--- Begin Records for processing ---

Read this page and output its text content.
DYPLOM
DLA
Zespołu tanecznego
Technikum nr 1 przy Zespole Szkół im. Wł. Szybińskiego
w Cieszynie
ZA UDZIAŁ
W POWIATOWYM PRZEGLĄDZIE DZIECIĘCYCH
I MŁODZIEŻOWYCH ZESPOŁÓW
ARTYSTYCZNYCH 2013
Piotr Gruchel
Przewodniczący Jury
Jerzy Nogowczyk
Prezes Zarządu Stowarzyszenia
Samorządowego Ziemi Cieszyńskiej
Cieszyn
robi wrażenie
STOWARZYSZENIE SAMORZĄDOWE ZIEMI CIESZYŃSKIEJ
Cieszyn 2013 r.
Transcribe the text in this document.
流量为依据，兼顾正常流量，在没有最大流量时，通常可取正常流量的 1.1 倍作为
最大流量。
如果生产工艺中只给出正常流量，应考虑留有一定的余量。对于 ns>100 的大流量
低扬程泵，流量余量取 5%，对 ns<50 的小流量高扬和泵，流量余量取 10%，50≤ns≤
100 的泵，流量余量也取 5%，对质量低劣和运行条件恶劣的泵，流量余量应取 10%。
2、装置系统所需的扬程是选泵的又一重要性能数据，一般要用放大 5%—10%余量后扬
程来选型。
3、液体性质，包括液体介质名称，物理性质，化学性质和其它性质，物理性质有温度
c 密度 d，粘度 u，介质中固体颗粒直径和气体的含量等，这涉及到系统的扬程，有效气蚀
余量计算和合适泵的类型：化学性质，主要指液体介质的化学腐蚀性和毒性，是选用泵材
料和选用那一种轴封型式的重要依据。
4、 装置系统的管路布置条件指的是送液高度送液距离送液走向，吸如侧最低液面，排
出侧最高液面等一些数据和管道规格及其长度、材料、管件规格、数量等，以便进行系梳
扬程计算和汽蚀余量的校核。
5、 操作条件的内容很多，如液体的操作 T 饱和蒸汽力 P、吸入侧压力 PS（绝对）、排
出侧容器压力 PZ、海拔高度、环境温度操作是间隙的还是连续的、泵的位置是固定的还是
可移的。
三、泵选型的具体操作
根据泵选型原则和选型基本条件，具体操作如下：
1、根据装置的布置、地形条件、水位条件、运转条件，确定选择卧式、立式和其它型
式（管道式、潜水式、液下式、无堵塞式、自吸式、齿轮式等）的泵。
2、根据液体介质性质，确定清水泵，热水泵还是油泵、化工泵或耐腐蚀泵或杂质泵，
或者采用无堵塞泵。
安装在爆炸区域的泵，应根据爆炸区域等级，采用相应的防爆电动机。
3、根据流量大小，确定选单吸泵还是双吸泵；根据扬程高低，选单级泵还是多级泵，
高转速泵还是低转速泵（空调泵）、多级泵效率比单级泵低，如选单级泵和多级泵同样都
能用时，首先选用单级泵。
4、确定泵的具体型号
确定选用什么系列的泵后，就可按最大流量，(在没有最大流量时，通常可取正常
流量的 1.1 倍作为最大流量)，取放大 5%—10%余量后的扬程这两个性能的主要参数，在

--- End Records for processing ---

Directions for this task -> Please set down each line of the records exactly as given.

Correct answer ->
Read this page and output its text content.
DYPLOM
DLA
Zespołu tanecznego
Technikum nr 1 przy Zespole Szkół im. Wł. Szybińskiego
w Cieszynie
ZA UDZIAŁ
W POWIATOWYM PRZEGLĄDZIE DZIECIĘCYCH
I MŁODZIEŻOWYCH ZESPOŁÓW
ARTYSTYCZNYCH 2013
Piotr Gruchel
Przewodniczący Jury
Jerzy Nogowczyk
Prezes Zarządu Stowarzyszenia
Samorządowego Ziemi Cieszyńskiej
Cieszyn
robi wrażenie
STOWARZYSZENIE SAMORZĄDOWE ZIEMI CIESZYŃSKIEJ
Cieszyn 2013 r.
Transcribe the text in this document.
流量为依据，兼顾正常流量，在没有最大流量时，通常可取正常流量的 1.1 倍作为
最大流量。
如果生产工艺中只给出正常流量，应考虑留有一定的余量。对于 ns>100 的大流量
低扬程泵，流量余量取 5%，对 ns<50 的小流量高扬和泵，流量余量取 10%，50≤ns≤
100 的泵，流量余量也取 5%，对质量低劣和运行条件恶劣的泵，流量余量应取 10%。
2、装置系统所需的扬程是选泵的又一重要性能数据，一般要用放大 5%—10%余量后扬
程来选型。
3、液体性质，包括液体介质名称，物理性质，化学性质和其它性质，物理性质有温度
c 密度 d，粘度 u，介质中固体颗粒直径和气体的含量等，这涉及到系统的扬程，有效气蚀
余量计算和合适泵的类型：化学性质，主要指液体介质的化学腐蚀性和毒性，是选用泵材
料和选用那一种轴封型式的重要依据。
4、 装置系统的管路布置条件指的是送液高度送液距离送液走向，吸如侧最低液面，排
出侧最高液面等一些数据和管道规格及其长度、材料、管件规格、数量等，以便进行系梳
扬程计算和汽蚀余量的校核。
5、 操作条件的内容很多，如液体的操作 T 饱和蒸汽力 P、吸入侧压力 PS（绝对）、排
出侧容器压力 PZ、海拔高度、环境温度操作是间隙的还是连续的、泵的位置是固定的还是
可移的。
三、泵选型的具体操作
根据泵选型原则和选型基本条件，具体操作如下：
1、根据装置的布置、地形条件、水位条件、运转条件，确定选择卧式、立式和其它型
式（管道式、潜水式、液下式、无堵塞式、自吸式、齿轮式等）的泵。
2、根据液体介质性质，确定清水泵，热水泵还是油泵、化工泵或耐腐蚀泵或杂质泵，
或者采用无堵塞泵。
安装在爆炸区域的泵，应根据爆炸区域等级，采用相应的防爆电动机。
3、根据流量大小，确定选单吸泵还是双吸泵；根据扬程高低，选单级泵还是多级泵，
高转速泵还是低转速泵（空调泵）、多级泵效率比单级泵低，如选单级泵和多级泵同样都
能用时，首先选用单级泵。
4、确定泵的具体型号
确定选用什么系列的泵后，就可按最大流量，(在没有最大流量时，通常可取正常
流量的 1.1 倍作为最大流量)，取放大 5%—10%余量后的扬程这两个性能的主要参数，在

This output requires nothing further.